◆ Work to do: Here are some records; return them all exactly.

◆ Records for the exercise:
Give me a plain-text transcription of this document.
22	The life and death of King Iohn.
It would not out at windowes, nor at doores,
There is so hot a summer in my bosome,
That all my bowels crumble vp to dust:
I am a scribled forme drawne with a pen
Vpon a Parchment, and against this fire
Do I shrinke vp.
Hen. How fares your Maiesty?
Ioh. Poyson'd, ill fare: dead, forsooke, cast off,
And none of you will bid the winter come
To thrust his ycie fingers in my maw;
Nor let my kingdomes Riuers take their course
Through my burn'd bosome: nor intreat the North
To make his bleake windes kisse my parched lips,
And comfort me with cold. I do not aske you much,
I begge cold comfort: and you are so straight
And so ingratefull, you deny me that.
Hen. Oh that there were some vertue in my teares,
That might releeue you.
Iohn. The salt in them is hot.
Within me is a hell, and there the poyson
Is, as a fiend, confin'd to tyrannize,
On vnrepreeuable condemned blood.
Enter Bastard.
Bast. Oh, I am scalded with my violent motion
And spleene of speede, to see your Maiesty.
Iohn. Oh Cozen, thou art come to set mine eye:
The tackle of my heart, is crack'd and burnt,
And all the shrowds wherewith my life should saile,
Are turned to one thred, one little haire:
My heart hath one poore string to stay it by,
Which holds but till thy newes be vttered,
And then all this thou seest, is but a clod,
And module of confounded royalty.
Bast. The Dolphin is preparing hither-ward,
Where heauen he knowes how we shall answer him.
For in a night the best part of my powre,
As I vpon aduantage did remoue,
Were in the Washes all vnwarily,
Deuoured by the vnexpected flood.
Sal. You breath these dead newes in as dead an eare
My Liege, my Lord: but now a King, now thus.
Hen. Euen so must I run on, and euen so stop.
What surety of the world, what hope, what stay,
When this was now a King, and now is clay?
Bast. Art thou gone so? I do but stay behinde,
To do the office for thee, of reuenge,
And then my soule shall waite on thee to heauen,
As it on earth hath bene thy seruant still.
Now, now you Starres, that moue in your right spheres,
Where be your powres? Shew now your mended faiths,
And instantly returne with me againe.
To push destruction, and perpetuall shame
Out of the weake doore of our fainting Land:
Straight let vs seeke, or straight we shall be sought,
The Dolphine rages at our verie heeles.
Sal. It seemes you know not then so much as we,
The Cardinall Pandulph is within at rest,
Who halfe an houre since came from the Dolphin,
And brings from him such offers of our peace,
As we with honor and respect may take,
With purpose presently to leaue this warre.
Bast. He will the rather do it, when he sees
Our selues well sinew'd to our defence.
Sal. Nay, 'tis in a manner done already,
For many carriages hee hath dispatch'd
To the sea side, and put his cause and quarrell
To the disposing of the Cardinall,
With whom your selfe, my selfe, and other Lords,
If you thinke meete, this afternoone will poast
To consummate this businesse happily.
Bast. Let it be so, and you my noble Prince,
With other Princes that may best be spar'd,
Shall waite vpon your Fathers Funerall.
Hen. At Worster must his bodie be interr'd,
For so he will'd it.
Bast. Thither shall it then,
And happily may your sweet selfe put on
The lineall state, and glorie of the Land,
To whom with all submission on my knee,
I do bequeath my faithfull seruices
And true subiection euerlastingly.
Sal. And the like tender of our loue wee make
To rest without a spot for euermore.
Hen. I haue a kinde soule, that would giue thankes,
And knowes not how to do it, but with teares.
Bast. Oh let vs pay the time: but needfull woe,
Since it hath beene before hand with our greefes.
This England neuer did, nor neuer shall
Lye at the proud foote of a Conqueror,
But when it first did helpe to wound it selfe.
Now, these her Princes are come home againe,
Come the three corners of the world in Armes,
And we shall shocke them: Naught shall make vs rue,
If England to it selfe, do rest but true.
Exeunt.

◆ Answer to the task:
Give me a plain-text transcription of this document.
22	The life and death of King Iohn.
It would not out at windowes, nor at doores,
There is so hot a summer in my bosome,
That all my bowels crumble vp to dust:
I am a scribled forme drawne with a pen
Vpon a Parchment, and against this fire
Do I shrinke vp.
Hen. How fares your Maiesty?
Ioh. Poyson'd, ill fare: dead, forsooke, cast off,
And none of you will bid the winter come
To thrust his ycie fingers in my maw;
Nor let my kingdomes Riuers take their course
Through my burn'd bosome: nor intreat the North
To make his bleake windes kisse my parched lips,
And comfort me with cold. I do not aske you much,
I begge cold comfort: and you are so straight
And so ingratefull, you deny me that.
Hen. Oh that there were some vertue in my teares,
That might releeue you.
Iohn. The salt in them is hot.
Within me is a hell, and there the poyson
Is, as a fiend, confin'd to tyrannize,
On vnrepreeuable condemned blood.
Enter Bastard.
Bast. Oh, I am scalded with my violent motion
And spleene of speede, to see your Maiesty.
Iohn. Oh Cozen, thou art come to set mine eye:
The tackle of my heart, is crack'd and burnt,
And all the shrowds wherewith my life should saile,
Are turned to one thred, one little haire:
My heart hath one poore string to stay it by,
Which holds but till thy newes be vttered,
And then all this thou seest, is but a clod,
And module of confounded royalty.
Bast. The Dolphin is preparing hither-ward,
Where heauen he knowes how we shall answer him.
For in a night the best part of my powre,
As I vpon aduantage did remoue,
Were in the Washes all vnwarily,
Deuoured by the vnexpected flood.
Sal. You breath these dead newes in as dead an eare
My Liege, my Lord: but now a King, now thus.
Hen. Euen so must I run on, and euen so stop.
What surety of the world, what hope, what stay,
When this was now a King, and now is clay?
Bast. Art thou gone so? I do but stay behinde,
To do the office for thee, of reuenge,
And then my soule shall waite on thee to heauen,
As it on earth hath bene thy seruant still.
Now, now you Starres, that moue in your right spheres,
Where be your powres? Shew now your mended faiths,
And instantly returne with me againe.
To push destruction, and perpetuall shame
Out of the weake doore of our fainting Land:
Straight let vs seeke, or straight we shall be sought,
The Dolphine rages at our verie heeles.
Sal. It seemes you know not then so much as we,
The Cardinall Pandulph is within at rest,
Who halfe an houre since came from the Dolphin,
And brings from him such offers of our peace,
As we with honor and respect may take,
With purpose presently to leaue this warre.
Bast. He will the rather do it, when he sees
Our selues well sinew'd to our defence.
Sal. Nay, 'tis in a manner done already,
For many carriages hee hath dispatch'd
To the sea side, and put his cause and quarrell
To the disposing of the Cardinall,
With whom your selfe, my selfe, and other Lords,
If you thinke meete, this afternoone will poast
To consummate this businesse happily.
Bast. Let it be so, and you my noble Prince,
With other Princes that may best be spar'd,
Shall waite vpon your Fathers Funerall.
Hen. At Worster must his bodie be interr'd,
For so he will'd it.
Bast. Thither shall it then,
And happily may your sweet selfe put on
The lineall state, and glorie of the Land,
To whom with all submission on my knee,
I do bequeath my faithfull seruices
And true subiection euerlastingly.
Sal. And the like tender of our loue wee make
To rest without a spot for euermore.
Hen. I haue a kinde soule, that would giue thankes,
And knowes not how to do it, but with teares.
Bast. Oh let vs pay the time: but needfull woe,
Since it hath beene before hand with our greefes.
This England neuer did, nor neuer shall
Lye at the proud foote of a Conqueror,
But when it first did helpe to wound it selfe.
Now, these her Princes are come home againe,
Come the three corners of the world in Armes,
And we shall shocke them: Naught shall make vs rue,
If England to it selfe, do rest but true.
Exeunt.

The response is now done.